◆ **Excerpt provided**:
1. It is reported that after the age of Nero and Domitian, under the emperor whose times we are now recording, a persecution was stirred up against us in certain cities in consequence of a popular uprising. In this persecution we have understood that Symeon, the son of Clopas, who, as we have shown, was the second bishop of the church of Jerusalem, suffered martyrdom.
2. Hegesippus, whose words we have already quoted in various places, is a witness to this fact also. Speaking of certain heretics he adds that Symeon was accused by them at this time; and since it was clear that he was a Christian, he was tortured in various ways for many days, and astonished even the judge himself and his attendants in the highest degree, and finally he suffered a death similar to that of our Lord.
3. But there is nothing like hearing the historian himself, who writes as follows: Certain of these heretics brought accusation against Symeon, the son of Clopas, on the ground that he was a descendant of David and a Christian; and thus he suffered martyrdom, at the age of one hundred and twenty years, while Trajan was emperor and Atticus governor.
4. And the same writer says that his accusers also, when search was made for the descendants of David, were arrested as belonging to that family. And it might be reasonably assumed that Symeon was one of those that saw and heard the Lord, judging from the length of his life, and from the fact that the Gospel makes mention of Mary, the wife of Clopas, who was the father of Symeon, as has been already shown.
5. The same historian says that there were also others, descended from one of the so-called brothers of the Saviour, whose name was Judas, who, after they had borne testimony before Domitian, as has been already recorded, in behalf of faith in Christ, lived until the same reign.
6. He writes as follows: They came, therefore, and took the lead of every church as witnesses and as relatives of the Lord. And profound peace being established in every church, they remained until the reign of the Emperor Trajan, and until the above-mentioned Symeon, son of Clopas, an uncle of the Lord, was informed against by the heretics, and was himself in like manner accused for the same cause before the governor Atticus. And after being tortured for many days he suffered martyrdom, and all, including even the proconsul, marveled that, at the age of one hundred and twenty years, he could endure so much. And orders were given that he should be crucified.
7. In addition to these things the same man, while recounting the events of that period, records that the Church up to that time had remained a pure and uncorrupted virgin, since, if there were any that attempted to corrupt the sound norm of the preaching of salvation, they lay until then concealed in obscure darkness.

◆ **Provided data**:
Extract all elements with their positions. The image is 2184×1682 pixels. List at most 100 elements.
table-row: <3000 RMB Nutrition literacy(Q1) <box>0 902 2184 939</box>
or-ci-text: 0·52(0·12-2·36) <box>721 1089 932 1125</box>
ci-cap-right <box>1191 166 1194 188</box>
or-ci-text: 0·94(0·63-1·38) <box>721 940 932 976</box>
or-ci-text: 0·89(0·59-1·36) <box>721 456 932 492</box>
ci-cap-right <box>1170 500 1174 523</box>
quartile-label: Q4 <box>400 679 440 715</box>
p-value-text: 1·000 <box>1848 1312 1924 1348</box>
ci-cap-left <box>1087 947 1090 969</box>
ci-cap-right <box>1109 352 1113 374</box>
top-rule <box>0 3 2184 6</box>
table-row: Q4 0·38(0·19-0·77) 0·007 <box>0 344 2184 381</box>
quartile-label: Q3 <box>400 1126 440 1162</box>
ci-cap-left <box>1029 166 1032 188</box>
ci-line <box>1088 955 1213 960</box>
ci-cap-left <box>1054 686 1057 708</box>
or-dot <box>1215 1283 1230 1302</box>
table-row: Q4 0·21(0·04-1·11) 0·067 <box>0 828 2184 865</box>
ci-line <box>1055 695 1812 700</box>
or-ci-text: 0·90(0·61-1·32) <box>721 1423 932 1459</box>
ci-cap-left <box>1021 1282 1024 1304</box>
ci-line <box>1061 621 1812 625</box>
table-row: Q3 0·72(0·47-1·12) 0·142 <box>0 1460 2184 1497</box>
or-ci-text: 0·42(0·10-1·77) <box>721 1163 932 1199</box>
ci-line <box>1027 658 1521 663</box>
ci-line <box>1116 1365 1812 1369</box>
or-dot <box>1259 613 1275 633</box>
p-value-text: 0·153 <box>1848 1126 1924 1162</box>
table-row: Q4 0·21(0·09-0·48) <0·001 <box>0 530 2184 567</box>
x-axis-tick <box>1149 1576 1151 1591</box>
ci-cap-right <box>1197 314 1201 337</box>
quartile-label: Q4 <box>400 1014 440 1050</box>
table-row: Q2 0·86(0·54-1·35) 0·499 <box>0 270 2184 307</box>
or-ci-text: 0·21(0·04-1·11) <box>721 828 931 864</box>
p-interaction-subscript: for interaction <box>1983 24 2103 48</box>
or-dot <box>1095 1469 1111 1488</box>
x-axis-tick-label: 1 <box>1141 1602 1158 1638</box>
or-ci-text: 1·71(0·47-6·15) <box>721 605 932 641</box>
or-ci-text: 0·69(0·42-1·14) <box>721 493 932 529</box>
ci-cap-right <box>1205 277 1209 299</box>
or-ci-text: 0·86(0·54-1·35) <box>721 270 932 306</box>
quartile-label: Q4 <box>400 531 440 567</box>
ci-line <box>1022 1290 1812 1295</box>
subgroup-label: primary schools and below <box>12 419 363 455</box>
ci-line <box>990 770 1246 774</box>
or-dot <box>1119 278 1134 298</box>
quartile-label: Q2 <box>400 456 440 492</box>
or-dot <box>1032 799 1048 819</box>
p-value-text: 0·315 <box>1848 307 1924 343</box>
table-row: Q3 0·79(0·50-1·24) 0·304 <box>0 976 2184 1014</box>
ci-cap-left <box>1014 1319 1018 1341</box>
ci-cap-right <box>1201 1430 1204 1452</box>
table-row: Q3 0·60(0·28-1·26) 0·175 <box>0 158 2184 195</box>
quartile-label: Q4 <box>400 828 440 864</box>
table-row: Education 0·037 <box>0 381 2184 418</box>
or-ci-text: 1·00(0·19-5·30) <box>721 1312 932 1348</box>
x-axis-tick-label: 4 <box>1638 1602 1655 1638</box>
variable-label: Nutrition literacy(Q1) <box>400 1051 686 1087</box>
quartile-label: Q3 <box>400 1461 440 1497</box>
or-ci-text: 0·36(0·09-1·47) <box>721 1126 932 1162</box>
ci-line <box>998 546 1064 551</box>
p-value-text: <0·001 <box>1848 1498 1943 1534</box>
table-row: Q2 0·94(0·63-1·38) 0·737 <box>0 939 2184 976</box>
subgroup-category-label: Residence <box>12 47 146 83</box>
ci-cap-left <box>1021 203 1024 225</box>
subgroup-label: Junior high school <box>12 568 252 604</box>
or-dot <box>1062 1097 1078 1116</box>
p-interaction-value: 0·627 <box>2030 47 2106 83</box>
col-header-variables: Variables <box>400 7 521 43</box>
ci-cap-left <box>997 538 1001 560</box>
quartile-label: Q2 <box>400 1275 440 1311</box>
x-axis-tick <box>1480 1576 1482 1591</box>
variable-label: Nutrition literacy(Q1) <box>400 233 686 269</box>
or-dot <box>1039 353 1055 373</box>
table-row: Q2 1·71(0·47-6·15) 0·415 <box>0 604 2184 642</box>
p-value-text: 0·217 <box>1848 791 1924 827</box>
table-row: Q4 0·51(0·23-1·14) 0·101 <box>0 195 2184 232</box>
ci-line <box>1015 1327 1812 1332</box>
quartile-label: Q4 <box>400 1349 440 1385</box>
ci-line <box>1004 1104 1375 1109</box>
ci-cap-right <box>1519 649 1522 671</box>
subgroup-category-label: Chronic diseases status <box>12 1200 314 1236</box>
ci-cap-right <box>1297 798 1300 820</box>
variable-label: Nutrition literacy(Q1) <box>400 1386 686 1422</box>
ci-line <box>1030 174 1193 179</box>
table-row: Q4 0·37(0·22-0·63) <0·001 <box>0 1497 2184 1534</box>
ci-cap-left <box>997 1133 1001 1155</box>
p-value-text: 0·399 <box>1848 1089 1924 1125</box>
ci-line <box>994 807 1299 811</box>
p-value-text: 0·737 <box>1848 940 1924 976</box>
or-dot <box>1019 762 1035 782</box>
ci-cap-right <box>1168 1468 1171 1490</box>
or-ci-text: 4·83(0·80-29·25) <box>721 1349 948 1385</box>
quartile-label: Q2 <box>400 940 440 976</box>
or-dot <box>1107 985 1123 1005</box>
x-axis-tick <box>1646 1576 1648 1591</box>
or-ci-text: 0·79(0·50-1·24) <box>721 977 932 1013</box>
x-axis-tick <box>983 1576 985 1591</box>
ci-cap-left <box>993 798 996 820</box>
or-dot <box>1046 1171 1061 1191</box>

◆ **Directions for this task**: From the excerpt above about Symeon's martyrdom, quote the part that begins with the words containing "3. But there" and ends with "and Atticus governor.".

◆ **The result**:
3. But there is nothing like hearing the historian himself, who writes as follows: Certain of these heretics brought accusation against Symeon, the son of Clopas, on the ground that he was a descendant of David and a Christian; and thus he suffered martyrdom, at the age of one hundred and twenty years, while Trajan was emperor and Atticus governor.